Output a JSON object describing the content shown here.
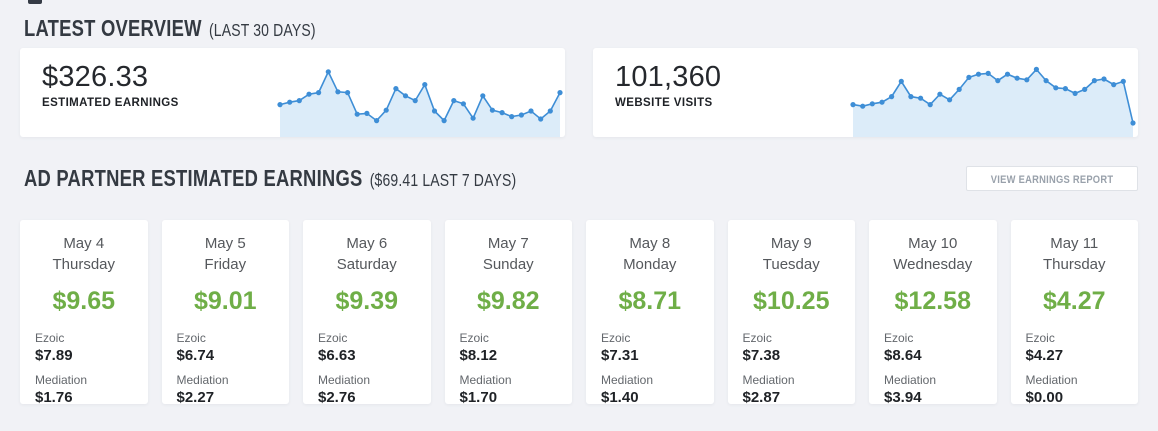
{
  "colors": {
    "accent_green": "#6fae47",
    "chart_line": "#3e8ed6",
    "chart_fill": "#dcecf9",
    "page_background": "#f1f2f6",
    "heading_text": "#343a42"
  },
  "overview": {
    "title": "LATEST OVERVIEW",
    "subtitle": "(LAST 30 DAYS)",
    "cards": [
      {
        "value": "$326.33",
        "label": "ESTIMATED EARNINGS"
      },
      {
        "value": "101,360",
        "label": "WEBSITE VISITS"
      }
    ]
  },
  "chart_data": [
    {
      "type": "area",
      "title": "Estimated earnings sparkline (last 30 days)",
      "x": "days 1-30",
      "values": [
        38,
        41,
        43,
        51,
        53,
        79,
        54,
        53,
        26,
        27,
        18,
        31,
        58,
        49,
        43,
        63,
        30,
        18,
        43,
        39,
        21,
        49,
        31,
        28,
        23,
        25,
        30,
        20,
        30,
        53
      ],
      "ylim": [
        0,
        100
      ],
      "note": "unlabeled sparkline, values are relative estimates",
      "legend": "none",
      "grid": false
    },
    {
      "type": "area",
      "title": "Website visits sparkline (last 30 days)",
      "x": "days 1-30",
      "values": [
        38,
        36,
        39,
        41,
        48,
        67,
        48,
        46,
        38,
        51,
        44,
        57,
        72,
        76,
        77,
        68,
        76,
        71,
        69,
        82,
        68,
        59,
        58,
        52,
        57,
        68,
        70,
        63,
        67,
        15
      ],
      "ylim": [
        0,
        100
      ],
      "note": "unlabeled sparkline, values are relative estimates",
      "legend": "none",
      "grid": false
    }
  ],
  "ad_partner": {
    "title": "AD PARTNER ESTIMATED EARNINGS",
    "subtitle": "($69.41 LAST 7 DAYS)",
    "report_button": "VIEW EARNINGS REPORT",
    "labels": {
      "ezoic": "Ezoic",
      "mediation": "Mediation"
    },
    "day_cards": [
      {
        "date": "May 4",
        "weekday": "Thursday",
        "total": "$9.65",
        "ezoic": "$7.89",
        "mediation": "$1.76"
      },
      {
        "date": "May 5",
        "weekday": "Friday",
        "total": "$9.01",
        "ezoic": "$6.74",
        "mediation": "$2.27"
      },
      {
        "date": "May 6",
        "weekday": "Saturday",
        "total": "$9.39",
        "ezoic": "$6.63",
        "mediation": "$2.76"
      },
      {
        "date": "May 7",
        "weekday": "Sunday",
        "total": "$9.82",
        "ezoic": "$8.12",
        "mediation": "$1.70"
      },
      {
        "date": "May 8",
        "weekday": "Monday",
        "total": "$8.71",
        "ezoic": "$7.31",
        "mediation": "$1.40"
      },
      {
        "date": "May 9",
        "weekday": "Tuesday",
        "total": "$10.25",
        "ezoic": "$7.38",
        "mediation": "$2.87"
      },
      {
        "date": "May 10",
        "weekday": "Wednesday",
        "total": "$12.58",
        "ezoic": "$8.64",
        "mediation": "$3.94"
      },
      {
        "date": "May 11",
        "weekday": "Thursday",
        "total": "$4.27",
        "ezoic": "$4.27",
        "mediation": "$0.00"
      }
    ]
  }
}
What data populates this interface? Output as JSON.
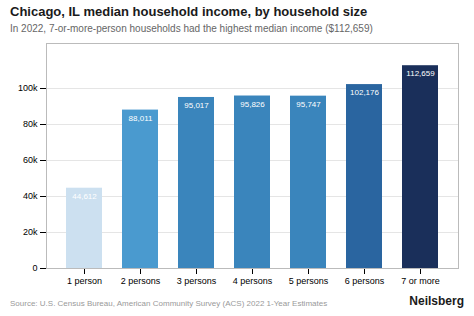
{
  "chart_data": {
    "type": "bar",
    "title": "Chicago, IL median household income, by household size",
    "subtitle": "In 2022, 7-or-more-person households had the highest median income ($112,659)",
    "source": "Source: U.S. Census Bureau, American Community Survey (ACS) 2022 1-Year Estimates",
    "brand": "Neilsberg",
    "categories": [
      "1 person",
      "2 persons",
      "3 persons",
      "4 persons",
      "5 persons",
      "6 persons",
      "7 or more"
    ],
    "values": [
      44612,
      88011,
      95017,
      95826,
      95747,
      102176,
      112659
    ],
    "value_labels": [
      "44,612",
      "88,011",
      "95,017",
      "95,826",
      "95,747",
      "102,176",
      "112,659"
    ],
    "data_labels": true,
    "colors": [
      "#cce0f0",
      "#4a9acf",
      "#3a85bc",
      "#3a85bc",
      "#3a85bc",
      "#2a65a0",
      "#1a2f5a"
    ],
    "ylim": [
      0,
      125000
    ],
    "yticks": [
      0,
      {
        "value": 20000,
        "label": "20k"
      },
      {
        "value": 40000,
        "label": "40k"
      },
      {
        "value": 60000,
        "label": "60k"
      },
      {
        "value": 80000,
        "label": "80k"
      },
      {
        "value": 100000,
        "label": "100k"
      }
    ],
    "grid": true
  }
}
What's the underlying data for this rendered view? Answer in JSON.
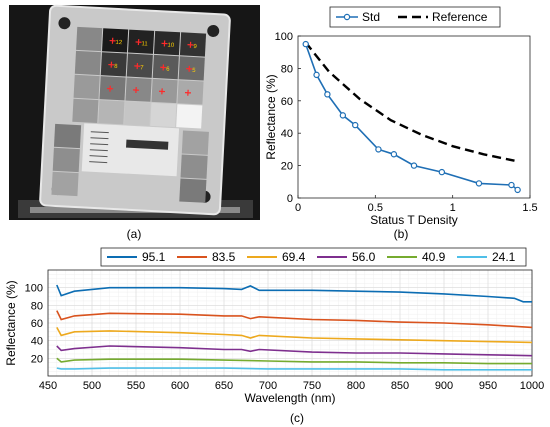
{
  "panels": {
    "a_label": "(a)",
    "b_label": "(b)",
    "c_label": "(c)"
  },
  "photo": {
    "patch_labels": [
      "12",
      "11",
      "10",
      "9",
      "8",
      "7",
      "6",
      "5"
    ]
  },
  "colors": {
    "std": "#1f6fb5",
    "reference": "#000000",
    "series": [
      "#0c6db3",
      "#d9531e",
      "#eda91e",
      "#7e2f8e",
      "#76ab2f",
      "#4fbfe8"
    ]
  },
  "chart_data": [
    {
      "type": "line",
      "panel": "b",
      "xlabel": "Status T Density",
      "ylabel": "Reflectance (%)",
      "xlim": [
        0,
        1.5
      ],
      "ylim": [
        0,
        100
      ],
      "xticks": [
        "0",
        "0.5",
        "1",
        "1.5"
      ],
      "yticks": [
        "0",
        "20",
        "40",
        "60",
        "80",
        "100"
      ],
      "legend": "top",
      "grid": false,
      "series": [
        {
          "name": "Std",
          "style": "solid-circle",
          "x": [
            0.05,
            0.12,
            0.19,
            0.29,
            0.37,
            0.52,
            0.62,
            0.75,
            0.93,
            1.17,
            1.38,
            1.42
          ],
          "y": [
            95,
            76,
            64,
            51,
            45,
            30,
            27,
            20,
            16,
            9,
            8,
            5
          ]
        },
        {
          "name": "Reference",
          "style": "dashed",
          "x": [
            0.05,
            0.2,
            0.4,
            0.6,
            0.8,
            1.0,
            1.2,
            1.4
          ],
          "y": [
            96,
            78,
            61,
            48,
            39,
            32,
            27,
            23
          ]
        }
      ]
    },
    {
      "type": "line",
      "panel": "c",
      "xlabel": "Wavelength (nm)",
      "ylabel": "Reflectance (%)",
      "xlim": [
        450,
        1000
      ],
      "ylim": [
        0,
        120
      ],
      "xticks": [
        "450",
        "500",
        "550",
        "600",
        "650",
        "700",
        "750",
        "800",
        "850",
        "900",
        "950",
        "1000"
      ],
      "yticks": [
        "20",
        "40",
        "60",
        "80",
        "100"
      ],
      "legend": "top",
      "grid": true,
      "series": [
        {
          "name": "95.1",
          "x": [
            460,
            465,
            480,
            520,
            600,
            650,
            670,
            680,
            690,
            750,
            800,
            850,
            900,
            950,
            980,
            990,
            1000
          ],
          "y": [
            103,
            91,
            96,
            100,
            100,
            99,
            98,
            102,
            97,
            97,
            96,
            95,
            93,
            90,
            88,
            84,
            84
          ]
        },
        {
          "name": "83.5",
          "x": [
            460,
            465,
            480,
            520,
            600,
            650,
            670,
            680,
            690,
            750,
            800,
            850,
            900,
            950,
            1000
          ],
          "y": [
            74,
            64,
            68,
            71,
            70,
            68,
            68,
            65,
            67,
            64,
            63,
            61,
            60,
            58,
            55
          ]
        },
        {
          "name": "69.4",
          "x": [
            460,
            465,
            480,
            520,
            600,
            650,
            670,
            680,
            690,
            750,
            800,
            850,
            900,
            950,
            1000
          ],
          "y": [
            55,
            46,
            50,
            51,
            49,
            47,
            46,
            43,
            46,
            43,
            42,
            41,
            40,
            39,
            38
          ]
        },
        {
          "name": "56.0",
          "x": [
            460,
            465,
            480,
            520,
            600,
            650,
            670,
            680,
            690,
            750,
            800,
            850,
            900,
            950,
            1000
          ],
          "y": [
            34,
            29,
            31,
            34,
            32,
            30,
            30,
            28,
            30,
            27,
            26,
            26,
            25,
            24,
            23
          ]
        },
        {
          "name": "40.9",
          "x": [
            460,
            465,
            480,
            520,
            600,
            650,
            700,
            750,
            800,
            850,
            900,
            950,
            1000
          ],
          "y": [
            20,
            16,
            18,
            19,
            19,
            18,
            17,
            16,
            16,
            15,
            15,
            14,
            14
          ]
        },
        {
          "name": "24.1",
          "x": [
            460,
            465,
            480,
            520,
            600,
            650,
            700,
            750,
            800,
            850,
            900,
            950,
            1000
          ],
          "y": [
            9,
            8,
            8,
            9,
            9,
            9,
            8,
            8,
            8,
            8,
            7,
            7,
            7
          ]
        }
      ]
    }
  ]
}
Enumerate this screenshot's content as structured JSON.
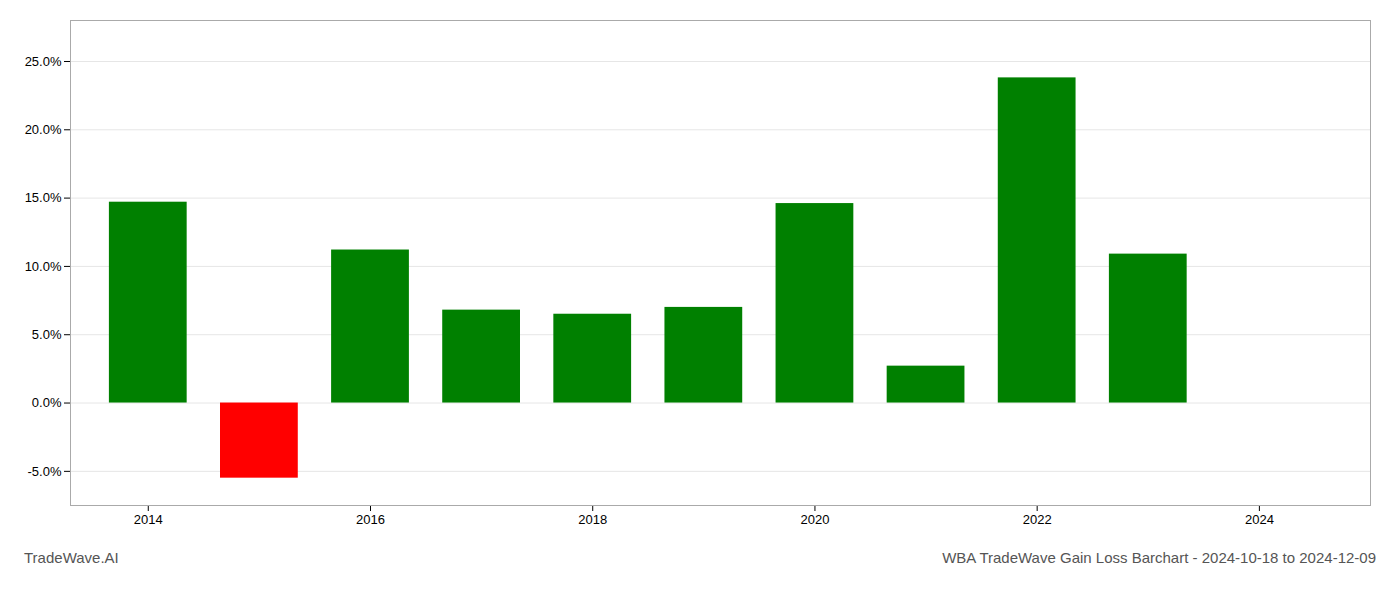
{
  "chart_data": {
    "type": "bar",
    "title": "WBA TradeWave Gain Loss Barchart - 2024-10-18 to 2024-12-09",
    "annotations": [
      "TradeWave.AI"
    ],
    "x": [
      2014,
      2015,
      2016,
      2017,
      2018,
      2019,
      2020,
      2021,
      2022,
      2023
    ],
    "values": [
      0.147,
      -0.055,
      0.112,
      0.068,
      0.065,
      0.07,
      0.146,
      0.027,
      0.238,
      0.109
    ],
    "colors": [
      "#008000",
      "#ff0000",
      "#008000",
      "#008000",
      "#008000",
      "#008000",
      "#008000",
      "#008000",
      "#008000",
      "#008000"
    ],
    "xlim": [
      2013.3,
      2025.0
    ],
    "xticks": [
      2014,
      2016,
      2018,
      2020,
      2022,
      2024
    ],
    "ylim": [
      -0.075,
      0.28
    ],
    "yticks": [
      {
        "value": -0.05,
        "label": "-5.0%"
      },
      {
        "value": 0.0,
        "label": "0.0%"
      },
      {
        "value": 0.05,
        "label": "5.0%"
      },
      {
        "value": 0.1,
        "label": "10.0%"
      },
      {
        "value": 0.15,
        "label": "15.0%"
      },
      {
        "value": 0.2,
        "label": "20.0%"
      },
      {
        "value": 0.25,
        "label": "25.0%"
      }
    ],
    "grid": true
  }
}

### Stated task
Take each line of the material that contains the word "persons" and list it.

### Final answer
      "2 persons",
      "3 persons",
      "4 persons",
      "5 persons",
      "6 persons",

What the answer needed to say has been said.